--- BEGIN ---

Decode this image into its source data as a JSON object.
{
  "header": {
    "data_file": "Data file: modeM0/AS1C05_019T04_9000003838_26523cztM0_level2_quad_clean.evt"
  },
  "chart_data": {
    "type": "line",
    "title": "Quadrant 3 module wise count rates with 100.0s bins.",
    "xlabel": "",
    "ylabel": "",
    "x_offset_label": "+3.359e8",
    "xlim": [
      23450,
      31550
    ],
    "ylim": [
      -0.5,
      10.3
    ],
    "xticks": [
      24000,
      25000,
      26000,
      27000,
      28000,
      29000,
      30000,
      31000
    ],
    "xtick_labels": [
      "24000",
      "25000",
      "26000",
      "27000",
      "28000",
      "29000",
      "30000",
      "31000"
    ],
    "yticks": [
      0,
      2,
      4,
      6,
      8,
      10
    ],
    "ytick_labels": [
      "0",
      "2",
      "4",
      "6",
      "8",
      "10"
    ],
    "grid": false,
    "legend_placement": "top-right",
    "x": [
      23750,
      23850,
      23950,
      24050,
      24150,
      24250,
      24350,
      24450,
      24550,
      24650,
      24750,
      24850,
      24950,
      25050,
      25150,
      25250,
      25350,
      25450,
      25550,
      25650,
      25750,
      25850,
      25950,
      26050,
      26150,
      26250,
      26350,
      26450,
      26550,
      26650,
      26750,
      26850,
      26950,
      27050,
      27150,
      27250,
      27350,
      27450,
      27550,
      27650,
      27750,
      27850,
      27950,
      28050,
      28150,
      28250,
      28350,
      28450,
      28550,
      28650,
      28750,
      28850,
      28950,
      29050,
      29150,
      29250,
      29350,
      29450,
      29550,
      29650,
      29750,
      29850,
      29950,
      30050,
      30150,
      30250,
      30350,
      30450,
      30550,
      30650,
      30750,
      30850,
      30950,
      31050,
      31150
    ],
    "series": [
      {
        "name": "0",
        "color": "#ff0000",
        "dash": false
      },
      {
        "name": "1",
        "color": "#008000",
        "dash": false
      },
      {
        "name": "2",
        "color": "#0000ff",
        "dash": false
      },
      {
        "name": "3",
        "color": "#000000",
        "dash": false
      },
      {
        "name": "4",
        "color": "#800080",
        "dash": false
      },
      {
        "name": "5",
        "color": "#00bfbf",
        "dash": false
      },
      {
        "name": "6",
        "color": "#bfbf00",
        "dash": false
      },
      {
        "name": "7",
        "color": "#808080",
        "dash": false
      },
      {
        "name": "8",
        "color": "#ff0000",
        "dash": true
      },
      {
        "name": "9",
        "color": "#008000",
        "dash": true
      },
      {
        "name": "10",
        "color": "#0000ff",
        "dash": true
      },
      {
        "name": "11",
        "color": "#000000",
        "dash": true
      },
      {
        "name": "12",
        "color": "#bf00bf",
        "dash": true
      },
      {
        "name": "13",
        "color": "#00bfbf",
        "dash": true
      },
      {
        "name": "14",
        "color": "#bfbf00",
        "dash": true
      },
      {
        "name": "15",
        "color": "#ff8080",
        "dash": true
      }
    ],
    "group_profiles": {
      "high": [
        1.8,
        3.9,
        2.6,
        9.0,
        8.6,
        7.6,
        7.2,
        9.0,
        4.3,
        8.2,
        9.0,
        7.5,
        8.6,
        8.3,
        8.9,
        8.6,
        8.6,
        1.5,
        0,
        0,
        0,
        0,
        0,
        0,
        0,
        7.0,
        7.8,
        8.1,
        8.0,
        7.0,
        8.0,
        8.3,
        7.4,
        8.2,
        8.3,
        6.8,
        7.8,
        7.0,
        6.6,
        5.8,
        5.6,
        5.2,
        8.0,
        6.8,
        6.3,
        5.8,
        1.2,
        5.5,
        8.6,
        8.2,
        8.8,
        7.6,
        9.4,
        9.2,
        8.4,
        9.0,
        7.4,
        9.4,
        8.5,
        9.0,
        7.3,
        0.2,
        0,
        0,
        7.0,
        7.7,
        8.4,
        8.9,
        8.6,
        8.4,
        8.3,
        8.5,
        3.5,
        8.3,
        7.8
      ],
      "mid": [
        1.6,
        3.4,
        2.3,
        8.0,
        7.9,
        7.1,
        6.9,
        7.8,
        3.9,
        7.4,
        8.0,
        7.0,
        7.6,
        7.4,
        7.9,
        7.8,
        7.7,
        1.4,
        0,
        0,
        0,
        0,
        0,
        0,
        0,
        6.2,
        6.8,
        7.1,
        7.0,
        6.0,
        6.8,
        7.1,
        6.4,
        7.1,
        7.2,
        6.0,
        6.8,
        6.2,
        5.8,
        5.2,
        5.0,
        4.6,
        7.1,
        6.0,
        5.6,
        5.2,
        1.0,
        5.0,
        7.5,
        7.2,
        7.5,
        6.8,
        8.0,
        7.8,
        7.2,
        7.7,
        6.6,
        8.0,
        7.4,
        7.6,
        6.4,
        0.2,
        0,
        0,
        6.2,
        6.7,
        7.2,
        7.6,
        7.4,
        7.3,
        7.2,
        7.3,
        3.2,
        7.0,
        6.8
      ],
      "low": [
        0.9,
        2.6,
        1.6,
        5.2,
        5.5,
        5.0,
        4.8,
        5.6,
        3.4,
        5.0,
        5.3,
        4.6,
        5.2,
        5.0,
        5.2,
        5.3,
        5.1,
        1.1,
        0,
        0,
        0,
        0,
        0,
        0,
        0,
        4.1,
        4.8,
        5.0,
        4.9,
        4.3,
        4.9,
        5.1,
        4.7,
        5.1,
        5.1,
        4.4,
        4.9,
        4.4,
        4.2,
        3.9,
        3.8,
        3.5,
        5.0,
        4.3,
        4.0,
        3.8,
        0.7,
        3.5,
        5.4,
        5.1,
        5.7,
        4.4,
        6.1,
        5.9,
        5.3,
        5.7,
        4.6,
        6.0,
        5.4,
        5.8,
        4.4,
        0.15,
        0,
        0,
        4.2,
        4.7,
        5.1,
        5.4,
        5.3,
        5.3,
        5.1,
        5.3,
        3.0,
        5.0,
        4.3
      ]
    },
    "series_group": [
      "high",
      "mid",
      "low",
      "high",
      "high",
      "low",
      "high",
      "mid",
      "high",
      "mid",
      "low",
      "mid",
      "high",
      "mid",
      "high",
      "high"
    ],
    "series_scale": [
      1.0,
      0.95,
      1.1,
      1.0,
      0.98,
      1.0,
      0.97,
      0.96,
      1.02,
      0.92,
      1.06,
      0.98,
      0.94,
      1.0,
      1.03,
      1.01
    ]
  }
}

--- END ---

**DIRECTION:**
Reproduce the material precisely, including every line.

**TASK ANSWER:**
Decode this image into its source data as a JSON object.
{
  "header": {
    "data_file": "Data file: modeM0/AS1C05_019T04_9000003838_26523cztM0_level2_quad_clean.evt"
  },
  "chart_data": {
    "type": "line",
    "title": "Quadrant 3 module wise count rates with 100.0s bins.",
    "xlabel": "",
    "ylabel": "",
    "x_offset_label": "+3.359e8",
    "xlim": [
      23450,
      31550
    ],
    "ylim": [
      -0.5,
      10.3
    ],
    "xticks": [
      24000,
      25000,
      26000,
      27000,
      28000,
      29000,
      30000,
      31000
    ],
    "xtick_labels": [
      "24000",
      "25000",
      "26000",
      "27000",
      "28000",
      "29000",
      "30000",
      "31000"
    ],
    "yticks": [
      0,
      2,
      4,
      6,
      8,
      10
    ],
    "ytick_labels": [
      "0",
      "2",
      "4",
      "6",
      "8",
      "10"
    ],
    "grid": false,
    "legend_placement": "top-right",
    "x": [
      23750,
      23850,
      23950,
      24050,
      24150,
      24250,
      24350,
      24450,
      24550,
      24650,
      24750,
      24850,
      24950,
      25050,
      25150,
      25250,
      25350,
      25450,
      25550,
      25650,
      25750,
      25850,
      25950,
      26050,
      26150,
      26250,
      26350,
      26450,
      26550,
      26650,
      26750,
      26850,
      26950,
      27050,
      27150,
      27250,
      27350,
      27450,
      27550,
      27650,
      27750,
      27850,
      27950,
      28050,
      28150,
      28250,
      28350,
      28450,
      28550,
      28650,
      28750,
      28850,
      28950,
      29050,
      29150,
      29250,
      29350,
      29450,
      29550,
      29650,
      29750,
      29850,
      29950,
      30050,
      30150,
      30250,
      30350,
      30450,
      30550,
      30650,
      30750,
      30850,
      30950,
      31050,
      31150
    ],
    "series": [
      {
        "name": "0",
        "color": "#ff0000",
        "dash": false
      },
      {
        "name": "1",
        "color": "#008000",
        "dash": false
      },
      {
        "name": "2",
        "color": "#0000ff",
        "dash": false
      },
      {
        "name": "3",
        "color": "#000000",
        "dash": false
      },
      {
        "name": "4",
        "color": "#800080",
        "dash": false
      },
      {
        "name": "5",
        "color": "#00bfbf",
        "dash": false
      },
      {
        "name": "6",
        "color": "#bfbf00",
        "dash": false
      },
      {
        "name": "7",
        "color": "#808080",
        "dash": false
      },
      {
        "name": "8",
        "color": "#ff0000",
        "dash": true
      },
      {
        "name": "9",
        "color": "#008000",
        "dash": true
      },
      {
        "name": "10",
        "color": "#0000ff",
        "dash": true
      },
      {
        "name": "11",
        "color": "#000000",
        "dash": true
      },
      {
        "name": "12",
        "color": "#bf00bf",
        "dash": true
      },
      {
        "name": "13",
        "color": "#00bfbf",
        "dash": true
      },
      {
        "name": "14",
        "color": "#bfbf00",
        "dash": true
      },
      {
        "name": "15",
        "color": "#ff8080",
        "dash": true
      }
    ],
    "group_profiles": {
      "high": [
        1.8,
        3.9,
        2.6,
        9.0,
        8.6,
        7.6,
        7.2,
        9.0,
        4.3,
        8.2,
        9.0,
        7.5,
        8.6,
        8.3,
        8.9,
        8.6,
        8.6,
        1.5,
        0,
        0,
        0,
        0,
        0,
        0,
        0,
        7.0,
        7.8,
        8.1,
        8.0,
        7.0,
        8.0,
        8.3,
        7.4,
        8.2,
        8.3,
        6.8,
        7.8,
        7.0,
        6.6,
        5.8,
        5.6,
        5.2,
        8.0,
        6.8,
        6.3,
        5.8,
        1.2,
        5.5,
        8.6,
        8.2,
        8.8,
        7.6,
        9.4,
        9.2,
        8.4,
        9.0,
        7.4,
        9.4,
        8.5,
        9.0,
        7.3,
        0.2,
        0,
        0,
        7.0,
        7.7,
        8.4,
        8.9,
        8.6,
        8.4,
        8.3,
        8.5,
        3.5,
        8.3,
        7.8
      ],
      "mid": [
        1.6,
        3.4,
        2.3,
        8.0,
        7.9,
        7.1,
        6.9,
        7.8,
        3.9,
        7.4,
        8.0,
        7.0,
        7.6,
        7.4,
        7.9,
        7.8,
        7.7,
        1.4,
        0,
        0,
        0,
        0,
        0,
        0,
        0,
        6.2,
        6.8,
        7.1,
        7.0,
        6.0,
        6.8,
        7.1,
        6.4,
        7.1,
        7.2,
        6.0,
        6.8,
        6.2,
        5.8,
        5.2,
        5.0,
        4.6,
        7.1,
        6.0,
        5.6,
        5.2,
        1.0,
        5.0,
        7.5,
        7.2,
        7.5,
        6.8,
        8.0,
        7.8,
        7.2,
        7.7,
        6.6,
        8.0,
        7.4,
        7.6,
        6.4,
        0.2,
        0,
        0,
        6.2,
        6.7,
        7.2,
        7.6,
        7.4,
        7.3,
        7.2,
        7.3,
        3.2,
        7.0,
        6.8
      ],
      "low": [
        0.9,
        2.6,
        1.6,
        5.2,
        5.5,
        5.0,
        4.8,
        5.6,
        3.4,
        5.0,
        5.3,
        4.6,
        5.2,
        5.0,
        5.2,
        5.3,
        5.1,
        1.1,
        0,
        0,
        0,
        0,
        0,
        0,
        0,
        4.1,
        4.8,
        5.0,
        4.9,
        4.3,
        4.9,
        5.1,
        4.7,
        5.1,
        5.1,
        4.4,
        4.9,
        4.4,
        4.2,
        3.9,
        3.8,
        3.5,
        5.0,
        4.3,
        4.0,
        3.8,
        0.7,
        3.5,
        5.4,
        5.1,
        5.7,
        4.4,
        6.1,
        5.9,
        5.3,
        5.7,
        4.6,
        6.0,
        5.4,
        5.8,
        4.4,
        0.15,
        0,
        0,
        4.2,
        4.7,
        5.1,
        5.4,
        5.3,
        5.3,
        5.1,
        5.3,
        3.0,
        5.0,
        4.3
      ]
    },
    "series_group": [
      "high",
      "mid",
      "low",
      "high",
      "high",
      "low",
      "high",
      "mid",
      "high",
      "mid",
      "low",
      "mid",
      "high",
      "mid",
      "high",
      "high"
    ],
    "series_scale": [
      1.0,
      0.95,
      1.1,
      1.0,
      0.98,
      1.0,
      0.97,
      0.96,
      1.02,
      0.92,
      1.06,
      0.98,
      0.94,
      1.0,
      1.03,
      1.01
    ]
  }
}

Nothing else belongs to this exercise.